Lines of data:

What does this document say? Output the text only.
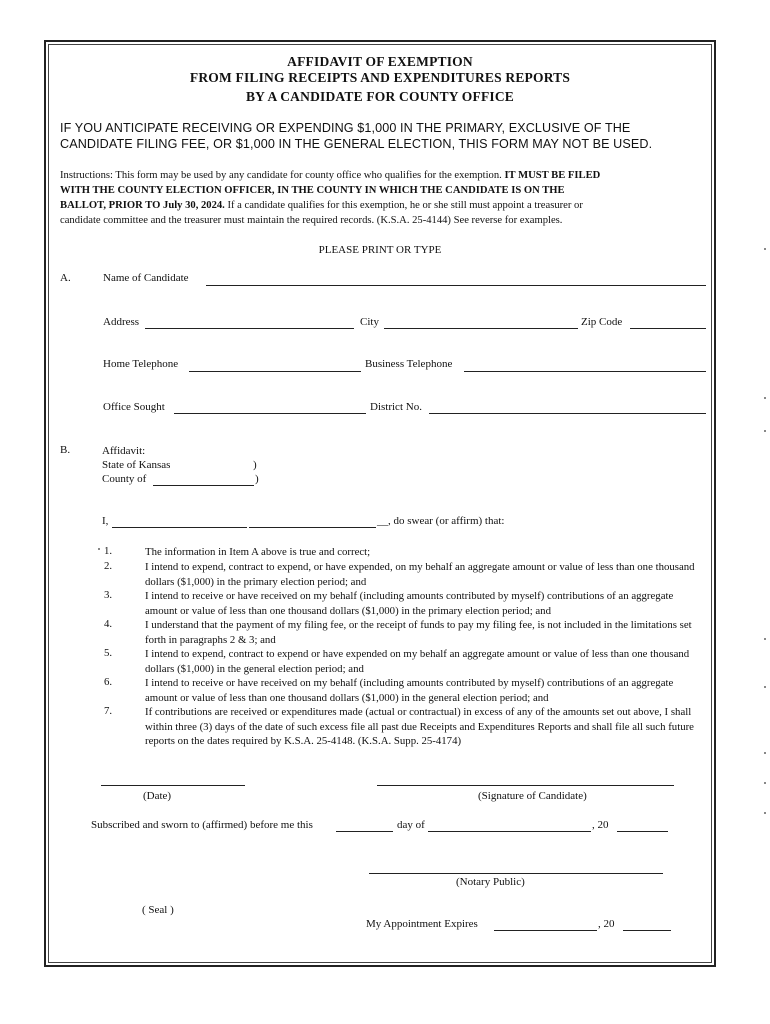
AFFIDAVIT OF EXEMPTION
FROM FILING RECEIPTS AND EXPENDITURES REPORTS
BY A CANDIDATE FOR COUNTY OFFICE
IF YOU ANTICIPATE RECEIVING OR EXPENDING $1,000 IN THE PRIMARY, EXCLUSIVE OF THE
CANDIDATE FILING FEE, OR $1,000 IN THE GENERAL ELECTION, THIS FORM MAY NOT BE USED.
Instructions: This form may be used by any candidate for county office who qualifies for the exemption. IT MUST BE FILED
WITH THE COUNTY ELECTION OFFICER, IN THE COUNTY IN WHICH THE CANDIDATE IS ON THE
BALLOT, PRIOR TO July 30, 2024. If a candidate qualifies for this exemption, he or she still must appoint a treasurer or
candidate committee and the treasurer must maintain the required records. (K.S.A. 25-4144) See reverse for examples.
PLEASE PRINT OR TYPE
A.	Name of Candidate
Address	City	Zip Code
Home Telephone	Business Telephone
Office Sought	District No.
B.	Affidavit:
State of Kansas	)
County of	)
I,	__, do swear (or affirm) that:
1.	The information in Item A above is true and correct;
2.	I intend to expend, contract to expend, or have expended, on my behalf an aggregate amount or value of less than one thousand dollars ($1,000) in the primary election period; and
3.	I intend to receive or have received on my behalf (including amounts contributed by myself) contributions of an aggregate amount or value of less than one thousand dollars ($1,000) in the primary election period; and
4.	I understand that the payment of my filing fee, or the receipt of funds to pay my filing fee, is not included in the limitations set forth in paragraphs 2 & 3; and
5.	I intend to expend, contract to expend or have expended on my behalf an aggregate amount or value of less than one thousand dollars ($1,000) in the general election period; and
6.	I intend to receive or have received on my behalf (including amounts contributed by myself) contributions of an aggregate amount or value of less than one thousand dollars ($1,000) in the general election period; and
7.	If contributions are received or expenditures made (actual or contractual) in excess of any of the amounts set out above, I shall within three (3) days of the date of such excess file all past due Receipts and Expenditures Reports and shall file all such future reports on the dates required by K.S.A. 25-4148. (K.S.A. Supp. 25-4174)
(Date)	(Signature of Candidate)
Subscribed and sworn to (affirmed) before me this	day of	, 20
(Notary Public)
( Seal )
My Appointment Expires	, 20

Stated problem = Write the records out once more, exactly as they appear, with no pictures.

Answer to this exercise =
What does this document say? Output the text only.
AFFIDAVIT OF EXEMPTION
FROM FILING RECEIPTS AND EXPENDITURES REPORTS
BY A CANDIDATE FOR COUNTY OFFICE
IF YOU ANTICIPATE RECEIVING OR EXPENDING $1,000 IN THE PRIMARY, EXCLUSIVE OF THE
CANDIDATE FILING FEE, OR $1,000 IN THE GENERAL ELECTION, THIS FORM MAY NOT BE USED.
Instructions: This form may be used by any candidate for county office who qualifies for the exemption. IT MUST BE FILED
WITH THE COUNTY ELECTION OFFICER, IN THE COUNTY IN WHICH THE CANDIDATE IS ON THE
BALLOT, PRIOR TO July 30, 2024. If a candidate qualifies for this exemption, he or she still must appoint a treasurer or
candidate committee and the treasurer must maintain the required records. (K.S.A. 25-4144) See reverse for examples.
PLEASE PRINT OR TYPE
A.	Name of Candidate
Address	City	Zip Code
Home Telephone	Business Telephone
Office Sought	District No.
B.	Affidavit:
State of Kansas	)
County of	)
I,	__, do swear (or affirm) that:
1.	The information in Item A above is true and correct;
2.	I intend to expend, contract to expend, or have expended, on my behalf an aggregate amount or value of less than one thousand dollars ($1,000) in the primary election period; and
3.	I intend to receive or have received on my behalf (including amounts contributed by myself) contributions of an aggregate amount or value of less than one thousand dollars ($1,000) in the primary election period; and
4.	I understand that the payment of my filing fee, or the receipt of funds to pay my filing fee, is not included in the limitations set forth in paragraphs 2 & 3; and
5.	I intend to expend, contract to expend or have expended on my behalf an aggregate amount or value of less than one thousand dollars ($1,000) in the general election period; and
6.	I intend to receive or have received on my behalf (including amounts contributed by myself) contributions of an aggregate amount or value of less than one thousand dollars ($1,000) in the general election period; and
7.	If contributions are received or expenditures made (actual or contractual) in excess of any of the amounts set out above, I shall within three (3) days of the date of such excess file all past due Receipts and Expenditures Reports and shall file all such future reports on the dates required by K.S.A. 25-4148. (K.S.A. Supp. 25-4174)
(Date)	(Signature of Candidate)
Subscribed and sworn to (affirmed) before me this	day of	, 20
(Notary Public)
( Seal )
My Appointment Expires	, 20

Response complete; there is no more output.